### Set task:
In the listing below, pick out lines with "name".

Figure record listings:

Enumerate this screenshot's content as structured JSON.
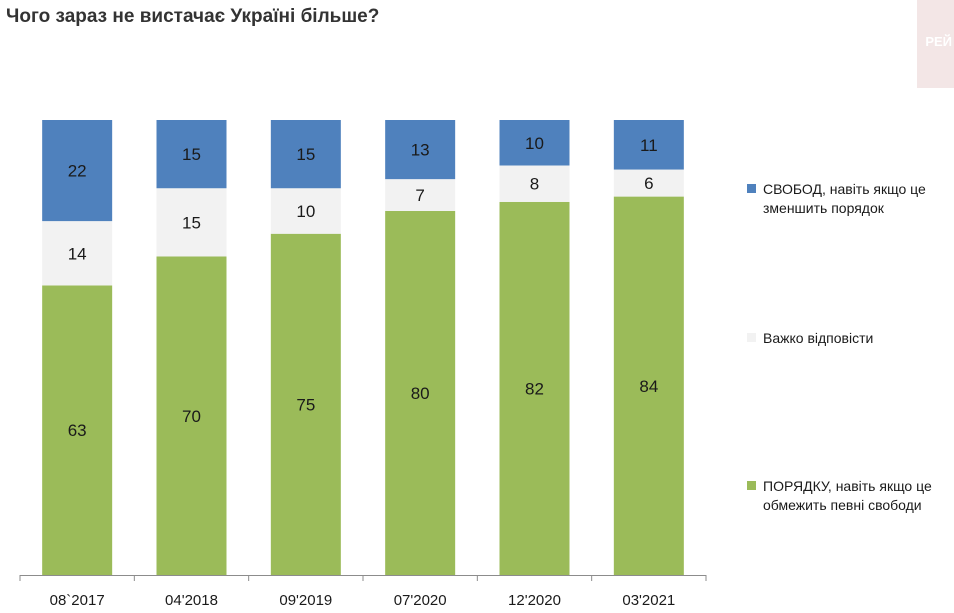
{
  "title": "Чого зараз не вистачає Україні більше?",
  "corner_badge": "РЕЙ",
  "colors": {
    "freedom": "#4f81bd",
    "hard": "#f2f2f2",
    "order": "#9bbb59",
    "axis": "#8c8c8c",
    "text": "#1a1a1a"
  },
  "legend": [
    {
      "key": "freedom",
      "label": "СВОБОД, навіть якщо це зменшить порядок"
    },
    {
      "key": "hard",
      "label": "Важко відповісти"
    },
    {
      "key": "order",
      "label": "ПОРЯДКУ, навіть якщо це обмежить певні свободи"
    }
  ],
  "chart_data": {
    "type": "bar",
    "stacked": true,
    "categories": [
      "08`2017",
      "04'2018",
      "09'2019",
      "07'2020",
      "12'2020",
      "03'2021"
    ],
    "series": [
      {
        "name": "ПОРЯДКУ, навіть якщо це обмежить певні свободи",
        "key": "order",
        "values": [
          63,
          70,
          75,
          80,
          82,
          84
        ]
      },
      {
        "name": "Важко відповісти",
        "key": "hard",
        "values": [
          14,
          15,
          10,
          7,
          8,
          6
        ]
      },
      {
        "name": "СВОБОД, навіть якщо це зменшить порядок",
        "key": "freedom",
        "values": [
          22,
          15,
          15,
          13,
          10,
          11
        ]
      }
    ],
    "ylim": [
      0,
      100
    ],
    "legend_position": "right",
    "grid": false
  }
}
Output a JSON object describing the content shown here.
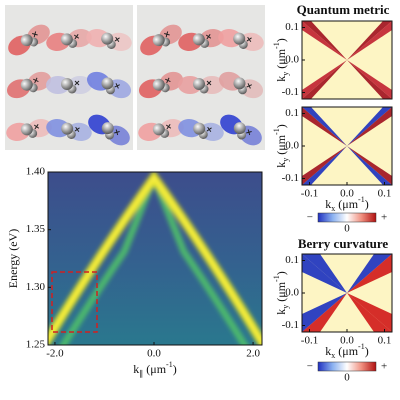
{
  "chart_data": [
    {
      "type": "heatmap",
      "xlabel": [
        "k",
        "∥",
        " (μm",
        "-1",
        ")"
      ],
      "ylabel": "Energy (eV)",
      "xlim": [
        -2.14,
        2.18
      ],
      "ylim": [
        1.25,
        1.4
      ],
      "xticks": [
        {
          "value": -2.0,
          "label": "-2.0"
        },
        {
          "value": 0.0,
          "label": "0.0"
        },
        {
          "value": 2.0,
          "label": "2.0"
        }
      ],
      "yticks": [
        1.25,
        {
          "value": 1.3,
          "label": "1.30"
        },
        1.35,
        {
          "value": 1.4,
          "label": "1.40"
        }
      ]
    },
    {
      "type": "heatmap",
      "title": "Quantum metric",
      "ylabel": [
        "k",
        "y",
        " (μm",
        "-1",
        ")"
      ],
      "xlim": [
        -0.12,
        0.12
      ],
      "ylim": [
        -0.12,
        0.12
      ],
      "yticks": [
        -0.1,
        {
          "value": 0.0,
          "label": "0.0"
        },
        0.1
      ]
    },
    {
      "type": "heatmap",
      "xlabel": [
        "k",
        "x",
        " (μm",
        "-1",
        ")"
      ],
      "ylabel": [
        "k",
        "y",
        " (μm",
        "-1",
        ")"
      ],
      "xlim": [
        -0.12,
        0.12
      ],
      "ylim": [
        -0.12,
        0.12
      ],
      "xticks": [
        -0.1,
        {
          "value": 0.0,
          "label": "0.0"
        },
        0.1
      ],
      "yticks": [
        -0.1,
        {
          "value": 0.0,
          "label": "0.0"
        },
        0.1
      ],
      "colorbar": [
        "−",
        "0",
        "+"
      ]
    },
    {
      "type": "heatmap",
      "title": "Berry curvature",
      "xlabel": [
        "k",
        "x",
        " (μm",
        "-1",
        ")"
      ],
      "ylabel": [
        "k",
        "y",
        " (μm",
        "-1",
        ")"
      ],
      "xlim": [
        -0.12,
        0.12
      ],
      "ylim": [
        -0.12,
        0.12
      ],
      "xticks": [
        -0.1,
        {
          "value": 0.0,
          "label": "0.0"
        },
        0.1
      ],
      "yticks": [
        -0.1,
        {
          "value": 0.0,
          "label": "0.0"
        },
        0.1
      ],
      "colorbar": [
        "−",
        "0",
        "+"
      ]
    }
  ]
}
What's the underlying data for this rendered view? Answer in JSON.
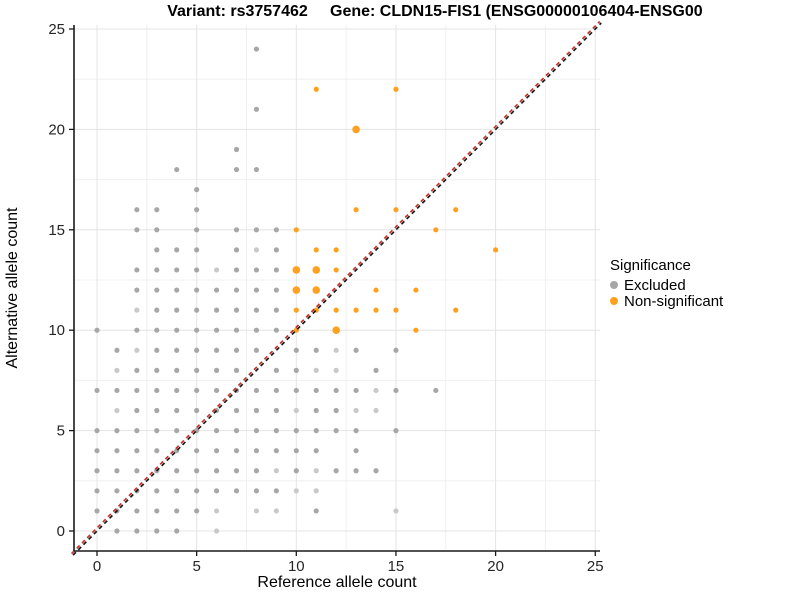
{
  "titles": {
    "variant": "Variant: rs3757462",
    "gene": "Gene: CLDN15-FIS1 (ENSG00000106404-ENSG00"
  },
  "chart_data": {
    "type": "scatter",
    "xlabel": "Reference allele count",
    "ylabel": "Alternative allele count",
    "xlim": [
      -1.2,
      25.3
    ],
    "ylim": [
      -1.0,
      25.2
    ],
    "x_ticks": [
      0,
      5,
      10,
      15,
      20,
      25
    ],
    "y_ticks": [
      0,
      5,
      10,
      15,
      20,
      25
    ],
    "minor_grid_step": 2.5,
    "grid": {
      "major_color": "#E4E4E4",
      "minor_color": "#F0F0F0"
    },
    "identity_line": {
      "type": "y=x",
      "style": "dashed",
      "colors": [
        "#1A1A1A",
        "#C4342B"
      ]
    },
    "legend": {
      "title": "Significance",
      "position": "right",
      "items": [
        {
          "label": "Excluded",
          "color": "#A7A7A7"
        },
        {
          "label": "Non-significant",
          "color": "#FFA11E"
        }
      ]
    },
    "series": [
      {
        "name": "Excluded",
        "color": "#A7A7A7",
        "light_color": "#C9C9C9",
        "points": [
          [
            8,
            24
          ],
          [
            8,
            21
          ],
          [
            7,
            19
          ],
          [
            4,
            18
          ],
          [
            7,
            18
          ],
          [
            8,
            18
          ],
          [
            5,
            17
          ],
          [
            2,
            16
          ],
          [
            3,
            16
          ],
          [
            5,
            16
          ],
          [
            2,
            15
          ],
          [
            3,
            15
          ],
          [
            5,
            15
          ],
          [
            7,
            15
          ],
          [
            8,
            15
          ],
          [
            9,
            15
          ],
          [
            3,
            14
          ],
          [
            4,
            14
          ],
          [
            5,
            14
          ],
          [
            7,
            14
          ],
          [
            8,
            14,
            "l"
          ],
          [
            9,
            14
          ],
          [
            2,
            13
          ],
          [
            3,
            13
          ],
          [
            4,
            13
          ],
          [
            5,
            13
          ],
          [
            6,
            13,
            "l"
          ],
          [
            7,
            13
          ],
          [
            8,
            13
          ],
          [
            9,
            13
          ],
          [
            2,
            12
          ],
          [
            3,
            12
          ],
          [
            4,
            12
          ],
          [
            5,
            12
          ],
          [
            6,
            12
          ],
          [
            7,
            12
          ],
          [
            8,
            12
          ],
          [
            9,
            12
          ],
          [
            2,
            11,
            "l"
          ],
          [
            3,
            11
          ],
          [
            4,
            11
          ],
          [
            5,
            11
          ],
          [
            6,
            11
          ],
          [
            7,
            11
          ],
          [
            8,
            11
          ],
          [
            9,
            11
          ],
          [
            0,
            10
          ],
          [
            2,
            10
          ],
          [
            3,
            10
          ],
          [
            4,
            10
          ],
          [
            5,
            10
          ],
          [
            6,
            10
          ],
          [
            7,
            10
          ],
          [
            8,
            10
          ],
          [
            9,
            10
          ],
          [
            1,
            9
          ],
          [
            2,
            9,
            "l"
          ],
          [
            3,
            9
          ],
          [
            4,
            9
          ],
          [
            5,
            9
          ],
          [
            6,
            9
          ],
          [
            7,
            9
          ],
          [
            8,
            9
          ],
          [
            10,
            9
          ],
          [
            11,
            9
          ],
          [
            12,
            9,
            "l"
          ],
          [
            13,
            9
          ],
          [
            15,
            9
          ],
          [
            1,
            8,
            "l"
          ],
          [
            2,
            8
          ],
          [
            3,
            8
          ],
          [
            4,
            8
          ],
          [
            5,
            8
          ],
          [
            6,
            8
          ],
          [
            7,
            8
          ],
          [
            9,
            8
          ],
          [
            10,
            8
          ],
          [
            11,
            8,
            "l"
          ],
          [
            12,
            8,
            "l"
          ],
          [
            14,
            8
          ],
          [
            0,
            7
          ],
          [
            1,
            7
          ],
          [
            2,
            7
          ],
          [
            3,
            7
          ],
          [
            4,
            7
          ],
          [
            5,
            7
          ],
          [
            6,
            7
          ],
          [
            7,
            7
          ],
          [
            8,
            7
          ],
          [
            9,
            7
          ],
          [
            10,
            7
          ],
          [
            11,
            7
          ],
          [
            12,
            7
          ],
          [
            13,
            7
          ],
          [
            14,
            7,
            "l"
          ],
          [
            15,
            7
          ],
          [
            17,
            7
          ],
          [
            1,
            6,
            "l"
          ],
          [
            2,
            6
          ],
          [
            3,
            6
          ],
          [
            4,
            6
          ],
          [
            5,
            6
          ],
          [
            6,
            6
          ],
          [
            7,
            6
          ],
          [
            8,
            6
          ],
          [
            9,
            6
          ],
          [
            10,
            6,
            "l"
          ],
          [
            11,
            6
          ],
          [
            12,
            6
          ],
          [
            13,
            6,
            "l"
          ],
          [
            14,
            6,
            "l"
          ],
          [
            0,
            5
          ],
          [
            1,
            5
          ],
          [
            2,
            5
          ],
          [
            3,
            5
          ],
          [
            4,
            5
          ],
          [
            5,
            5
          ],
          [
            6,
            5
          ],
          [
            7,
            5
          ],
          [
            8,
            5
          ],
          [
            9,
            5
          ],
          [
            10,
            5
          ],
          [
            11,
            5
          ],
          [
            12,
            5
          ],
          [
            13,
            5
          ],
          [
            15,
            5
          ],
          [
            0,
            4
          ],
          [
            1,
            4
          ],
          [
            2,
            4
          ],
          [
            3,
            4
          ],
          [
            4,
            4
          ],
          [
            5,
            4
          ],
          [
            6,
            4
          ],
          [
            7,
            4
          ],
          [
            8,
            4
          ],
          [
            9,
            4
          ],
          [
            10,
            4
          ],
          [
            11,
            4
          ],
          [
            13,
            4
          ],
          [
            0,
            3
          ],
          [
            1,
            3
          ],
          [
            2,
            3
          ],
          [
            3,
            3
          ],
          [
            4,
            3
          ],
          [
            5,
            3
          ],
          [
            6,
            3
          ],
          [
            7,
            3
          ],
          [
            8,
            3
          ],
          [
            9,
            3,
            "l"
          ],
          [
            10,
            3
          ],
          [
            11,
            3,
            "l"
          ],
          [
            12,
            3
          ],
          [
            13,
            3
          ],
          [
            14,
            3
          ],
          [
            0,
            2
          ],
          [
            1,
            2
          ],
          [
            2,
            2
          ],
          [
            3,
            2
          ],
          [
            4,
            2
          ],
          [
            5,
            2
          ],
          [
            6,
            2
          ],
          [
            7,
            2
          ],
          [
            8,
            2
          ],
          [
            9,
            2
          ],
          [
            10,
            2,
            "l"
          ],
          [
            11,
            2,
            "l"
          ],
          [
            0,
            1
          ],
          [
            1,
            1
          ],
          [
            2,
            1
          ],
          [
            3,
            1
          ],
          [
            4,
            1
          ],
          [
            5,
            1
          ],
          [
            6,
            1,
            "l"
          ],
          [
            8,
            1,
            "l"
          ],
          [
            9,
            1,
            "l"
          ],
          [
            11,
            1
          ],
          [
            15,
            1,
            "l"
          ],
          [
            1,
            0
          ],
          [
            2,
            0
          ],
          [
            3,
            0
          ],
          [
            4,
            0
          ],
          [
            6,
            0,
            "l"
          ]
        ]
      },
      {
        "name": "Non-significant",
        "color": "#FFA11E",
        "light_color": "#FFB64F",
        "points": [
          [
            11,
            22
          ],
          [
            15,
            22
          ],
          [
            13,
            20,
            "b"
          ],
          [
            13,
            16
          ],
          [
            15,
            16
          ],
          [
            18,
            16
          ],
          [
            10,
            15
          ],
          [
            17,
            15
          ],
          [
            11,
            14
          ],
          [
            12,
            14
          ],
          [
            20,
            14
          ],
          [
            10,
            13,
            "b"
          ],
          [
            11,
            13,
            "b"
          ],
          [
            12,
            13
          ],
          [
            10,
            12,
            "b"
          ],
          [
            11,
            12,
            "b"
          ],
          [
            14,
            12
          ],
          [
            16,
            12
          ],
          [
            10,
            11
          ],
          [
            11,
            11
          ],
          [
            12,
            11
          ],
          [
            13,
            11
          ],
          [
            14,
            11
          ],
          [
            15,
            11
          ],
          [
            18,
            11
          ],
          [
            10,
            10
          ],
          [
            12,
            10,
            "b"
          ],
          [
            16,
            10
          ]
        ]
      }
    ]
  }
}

### Response for this exercise:
        "name": "ПОРЯДКУ, навіть якщо це обмежить певні свободи",
        "name": "Важко відповісти",
        "name": "СВОБОД, навіть якщо це зменшить порядок",
        "name": "Excluded",
        "name": "Non-significant",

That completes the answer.